- _Brief_:
Restate the data exactly as given and keep the pictures out.

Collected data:
## Start

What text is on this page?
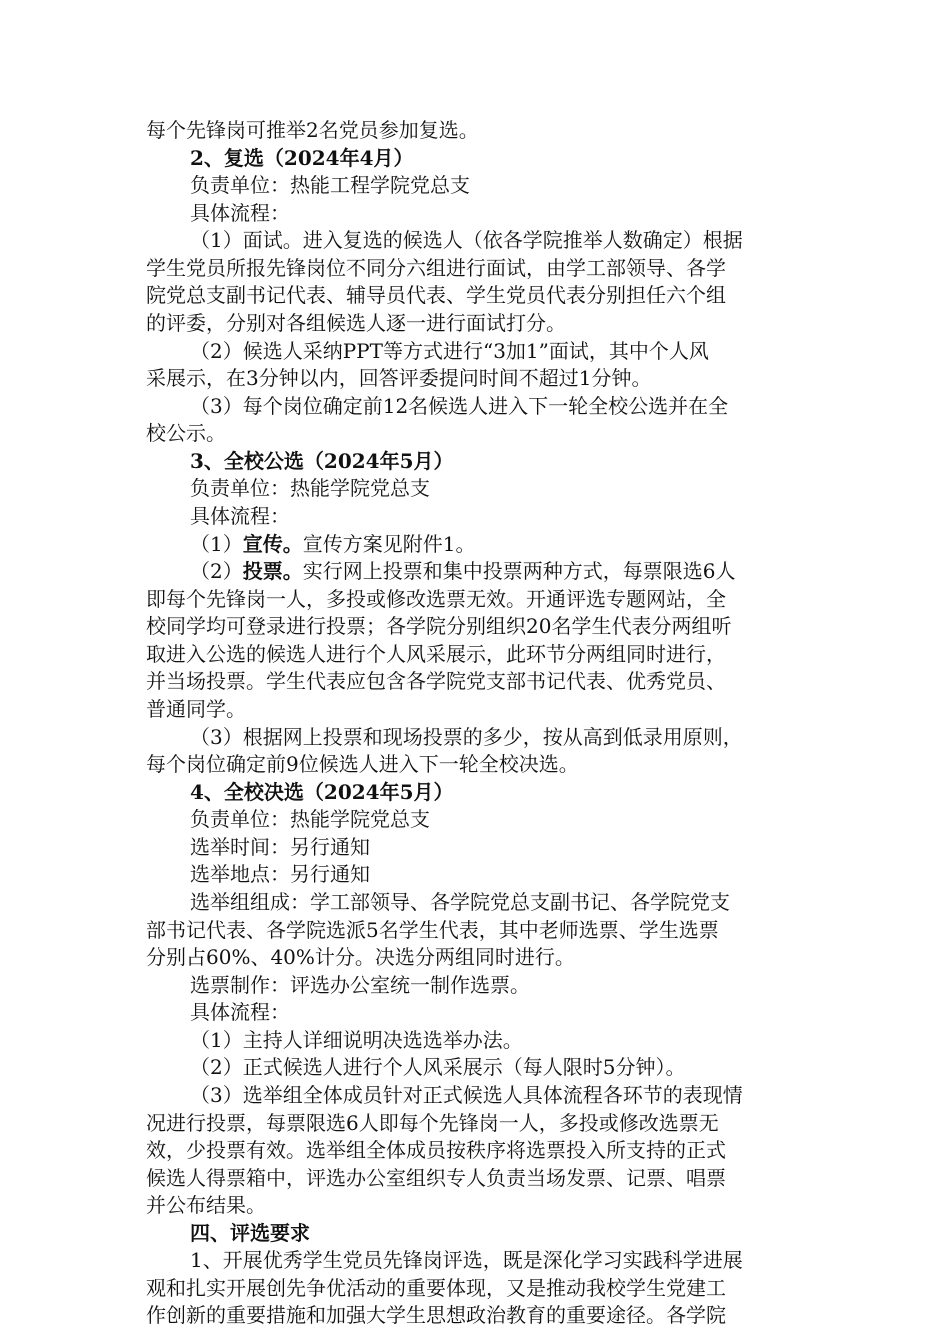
每个先锋岗可推举2名党员参加复选。
2、复选（2024年4月）
负责单位：热能工程学院党总支
具体流程：
（1）面试。进入复选的候选人（依各学院推举人数确定）根据
学生党员所报先锋岗位不同分六组进行面试，由学工部领导、各学
院党总支副书记代表、辅导员代表、学生党员代表分别担任六个组
的评委，分别对各组候选人逐一进行面试打分。
（2）候选人采纳PPT等方式进行“3加1”面试，其中个人风
采展示，在3分钟以内，回答评委提问时间不超过1分钟。
（3）每个岗位确定前12名候选人进入下一轮全校公选并在全
校公示。
3、全校公选（2024年5月）
负责单位：热能学院党总支
具体流程：
（1）宣传。宣传方案见附件1。
（2）投票。实行网上投票和集中投票两种方式，每票限选6人
即每个先锋岗一人，多投或修改选票无效。开通评选专题网站，全
校同学均可登录进行投票；各学院分别组织20名学生代表分两组听
取进入公选的候选人进行个人风采展示，此环节分两组同时进行，
并当场投票。学生代表应包含各学院党支部书记代表、优秀党员、
普通同学。
（3）根据网上投票和现场投票的多少，按从高到低录用原则，
每个岗位确定前9位候选人进入下一轮全校决选。
4、全校决选（2024年5月）
负责单位：热能学院党总支
选举时间：另行通知
选举地点：另行通知
选举组组成：学工部领导、各学院党总支副书记、各学院党支
部书记代表、各学院选派5名学生代表，其中老师选票、学生选票
分别占60%、40%计分。决选分两组同时进行。
选票制作：评选办公室统一制作选票。
具体流程：
（1）主持人详细说明决选选举办法。
（2）正式候选人进行个人风采展示（每人限时5分钟）。
（3）选举组全体成员针对正式候选人具体流程各环节的表现情
况进行投票，每票限选6人即每个先锋岗一人，多投或修改选票无
效，少投票有效。选举组全体成员按秩序将选票投入所支持的正式
候选人得票箱中，评选办公室组织专人负责当场发票、记票、唱票
并公布结果。
四、评选要求
1、开展优秀学生党员先锋岗评选，既是深化学习实践科学进展
观和扎实开展创先争优活动的重要体现，又是推动我校学生党建工
作创新的重要措施和加强大学生思想政治教育的重要途径。各学院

## End

- _Finished task_:
What text is on this page?
每个先锋岗可推举2名党员参加复选。
2、复选（2024年4月）
负责单位：热能工程学院党总支
具体流程：
（1）面试。进入复选的候选人（依各学院推举人数确定）根据
学生党员所报先锋岗位不同分六组进行面试，由学工部领导、各学
院党总支副书记代表、辅导员代表、学生党员代表分别担任六个组
的评委，分别对各组候选人逐一进行面试打分。
（2）候选人采纳PPT等方式进行“3加1”面试，其中个人风
采展示，在3分钟以内，回答评委提问时间不超过1分钟。
（3）每个岗位确定前12名候选人进入下一轮全校公选并在全
校公示。
3、全校公选（2024年5月）
负责单位：热能学院党总支
具体流程：
（1）宣传。宣传方案见附件1。
（2）投票。实行网上投票和集中投票两种方式，每票限选6人
即每个先锋岗一人，多投或修改选票无效。开通评选专题网站，全
校同学均可登录进行投票；各学院分别组织20名学生代表分两组听
取进入公选的候选人进行个人风采展示，此环节分两组同时进行，
并当场投票。学生代表应包含各学院党支部书记代表、优秀党员、
普通同学。
（3）根据网上投票和现场投票的多少，按从高到低录用原则，
每个岗位确定前9位候选人进入下一轮全校决选。
4、全校决选（2024年5月）
负责单位：热能学院党总支
选举时间：另行通知
选举地点：另行通知
选举组组成：学工部领导、各学院党总支副书记、各学院党支
部书记代表、各学院选派5名学生代表，其中老师选票、学生选票
分别占60%、40%计分。决选分两组同时进行。
选票制作：评选办公室统一制作选票。
具体流程：
（1）主持人详细说明决选选举办法。
（2）正式候选人进行个人风采展示（每人限时5分钟）。
（3）选举组全体成员针对正式候选人具体流程各环节的表现情
况进行投票，每票限选6人即每个先锋岗一人，多投或修改选票无
效，少投票有效。选举组全体成员按秩序将选票投入所支持的正式
候选人得票箱中，评选办公室组织专人负责当场发票、记票、唱票
并公布结果。
四、评选要求
1、开展优秀学生党员先锋岗评选，既是深化学习实践科学进展
观和扎实开展创先争优活动的重要体现，又是推动我校学生党建工
作创新的重要措施和加强大学生思想政治教育的重要途径。各学院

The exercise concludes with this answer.